* _What to do_
a. Name the HDF4 APIs that the PyHDF page says the interface covers.
b. Based on the PyHDF page, why are Docker users pointed to the Anaconda Docker images?
c. In the PyHDF page, update the stretch from "2. Click Start" through "Anaconda command shell." so that "Anaconda Command Prompt" becomes "Anaconda Prompt".
::: Document passage
PyHDF

PyHDF is a Python interface to the HDF4 external library. It covers most HDF4 APIs of Scientific Data Set, Vdata, and Vgroup.

Download

The latest version is pyhdf-0.10.5. It is last updated on May 8, 2022. The following 0.9.0 packages are provided for archiving-purpose only.

Platform Package Checksum
Windows pyhdf-0.9.0.win32-py2.7.msi SHA256
Unix pyhdf-0.9.0.tar.gz SHA256

Installation

The easiest way to install pyhdf will be using miniconda 32-bit. Try conda install pyhdf first. Alternatviely, try pip install pyhdf for version 0.10.x or pip install hdf4-python for version 0.9.x. If both conda and pip don't work, you can build pyhdf from source by following this guide. This installation guide is for Python 2.7. We assume that you are already familiar with Python installation and package managers such as easy_install, pip, and conda.

If you're a Docker user, please try our Docker images of Anacondaexternal through Docker Hub that include all the required Python modules (e.g., basemap) to visualize HDF-EOS data.

Windows
The following installation guide works on Windows platform only.
  1. Download Anaconda 32-bit Python and install it at the default location C:\Anaconda.
  2. Click Start > Anaconda Command Prompt
  3. Type conda install numpy at the C:\Anaconda>. Type y for any update. Type exit to close the Anaconda command shell.
  4. Run pyhdf-0.9.0.win32-py2.7.msi.
  5. If you have installed several Pythons already, please make sure that the package is installed under Anaconda as shown in Figure 1.
Unix
The following installation guide works on Mac and Linux platforms only. We assume that your UNIX shell is bash.
  1. Install the latest HDF4 library.
  2. Install numpy library. For example, $easy_install numpy
  3. Unpack the downloaded source. Change directory to the unpacked source directory. (e.g., $tar zxvf pyhdf-0.9.0.tar.gz && cd pyhdf-0.9.0)
  4. Set INCLUDE_DIRS environment variable. For example, if HDF4 library is installed under /usr/local, run $export INCLUDE_DIRS=/usr/local/include.
  5. Set LIBRARY_DIRS environment variable. For example, if HDF4 library is installed under /usr/local, run $export LIBRARY_DIRS=/usr/local/lib.
::::::
::: Data excerpts
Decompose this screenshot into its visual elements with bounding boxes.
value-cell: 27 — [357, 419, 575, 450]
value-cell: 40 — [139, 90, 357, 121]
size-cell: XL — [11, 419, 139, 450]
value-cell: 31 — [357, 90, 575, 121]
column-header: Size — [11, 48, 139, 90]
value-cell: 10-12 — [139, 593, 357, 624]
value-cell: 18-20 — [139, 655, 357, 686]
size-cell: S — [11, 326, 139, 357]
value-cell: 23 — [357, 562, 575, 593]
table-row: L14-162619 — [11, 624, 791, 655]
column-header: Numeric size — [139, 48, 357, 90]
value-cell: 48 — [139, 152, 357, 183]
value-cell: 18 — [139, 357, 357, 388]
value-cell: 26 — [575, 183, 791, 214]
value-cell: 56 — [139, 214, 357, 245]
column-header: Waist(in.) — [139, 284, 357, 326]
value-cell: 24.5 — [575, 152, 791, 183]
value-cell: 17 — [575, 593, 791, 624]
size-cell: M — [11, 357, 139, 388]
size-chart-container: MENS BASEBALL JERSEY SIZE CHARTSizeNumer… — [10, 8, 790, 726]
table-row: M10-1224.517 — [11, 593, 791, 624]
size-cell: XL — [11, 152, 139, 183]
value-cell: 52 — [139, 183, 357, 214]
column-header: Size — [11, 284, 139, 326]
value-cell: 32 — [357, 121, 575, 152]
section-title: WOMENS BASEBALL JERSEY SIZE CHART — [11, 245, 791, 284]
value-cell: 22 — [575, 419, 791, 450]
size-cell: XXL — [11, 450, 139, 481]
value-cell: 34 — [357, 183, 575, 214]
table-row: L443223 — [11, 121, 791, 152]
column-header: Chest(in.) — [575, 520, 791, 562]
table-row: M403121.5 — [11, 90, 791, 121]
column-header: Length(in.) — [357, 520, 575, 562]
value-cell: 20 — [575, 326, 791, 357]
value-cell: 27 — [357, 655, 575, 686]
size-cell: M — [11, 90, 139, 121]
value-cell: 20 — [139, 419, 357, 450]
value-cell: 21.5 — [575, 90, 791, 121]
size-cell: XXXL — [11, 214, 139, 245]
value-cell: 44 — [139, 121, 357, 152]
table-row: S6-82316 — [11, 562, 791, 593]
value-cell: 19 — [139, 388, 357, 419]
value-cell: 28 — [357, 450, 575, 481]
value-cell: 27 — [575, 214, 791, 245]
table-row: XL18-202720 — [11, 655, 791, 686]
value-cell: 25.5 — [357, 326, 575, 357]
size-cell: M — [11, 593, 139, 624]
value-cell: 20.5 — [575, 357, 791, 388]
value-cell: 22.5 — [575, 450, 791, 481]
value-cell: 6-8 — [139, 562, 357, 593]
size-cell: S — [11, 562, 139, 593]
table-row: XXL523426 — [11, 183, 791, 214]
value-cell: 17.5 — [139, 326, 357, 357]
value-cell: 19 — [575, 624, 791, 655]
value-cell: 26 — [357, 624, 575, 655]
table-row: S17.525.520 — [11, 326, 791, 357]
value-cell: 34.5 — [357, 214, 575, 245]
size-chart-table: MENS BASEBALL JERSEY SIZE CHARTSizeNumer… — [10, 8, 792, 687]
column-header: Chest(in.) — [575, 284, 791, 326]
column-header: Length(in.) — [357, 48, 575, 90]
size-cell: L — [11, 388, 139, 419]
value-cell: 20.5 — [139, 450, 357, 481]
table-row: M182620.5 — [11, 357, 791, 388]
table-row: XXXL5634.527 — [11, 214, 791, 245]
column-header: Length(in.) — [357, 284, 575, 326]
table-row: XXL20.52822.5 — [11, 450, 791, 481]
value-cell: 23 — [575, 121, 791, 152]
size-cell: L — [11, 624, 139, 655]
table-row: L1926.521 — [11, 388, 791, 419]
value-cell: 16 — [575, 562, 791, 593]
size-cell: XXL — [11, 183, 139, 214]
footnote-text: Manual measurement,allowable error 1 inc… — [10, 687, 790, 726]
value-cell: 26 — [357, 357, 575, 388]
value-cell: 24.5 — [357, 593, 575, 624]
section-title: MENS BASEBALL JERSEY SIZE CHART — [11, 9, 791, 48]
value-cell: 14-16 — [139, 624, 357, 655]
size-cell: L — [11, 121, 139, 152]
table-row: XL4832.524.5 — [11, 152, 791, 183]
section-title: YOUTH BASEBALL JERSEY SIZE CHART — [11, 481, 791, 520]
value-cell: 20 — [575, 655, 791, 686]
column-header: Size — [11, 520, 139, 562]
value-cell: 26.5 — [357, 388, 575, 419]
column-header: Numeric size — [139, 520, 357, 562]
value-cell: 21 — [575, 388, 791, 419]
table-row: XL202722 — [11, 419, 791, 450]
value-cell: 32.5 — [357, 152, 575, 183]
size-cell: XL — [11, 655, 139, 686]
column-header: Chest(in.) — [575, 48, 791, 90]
::::::
* _Answers for the exercise_
a. Scientific Data Set, Vdata, Vgroup

b. Those images include all the Python modules needed to visualize HDF-EOS data, such as basemap.

c.
2. Click Start > Anaconda Prompt
  3. Type conda install numpy at the C:\Anaconda>. Type y for any update. Type exit to close the Anaconda command shell.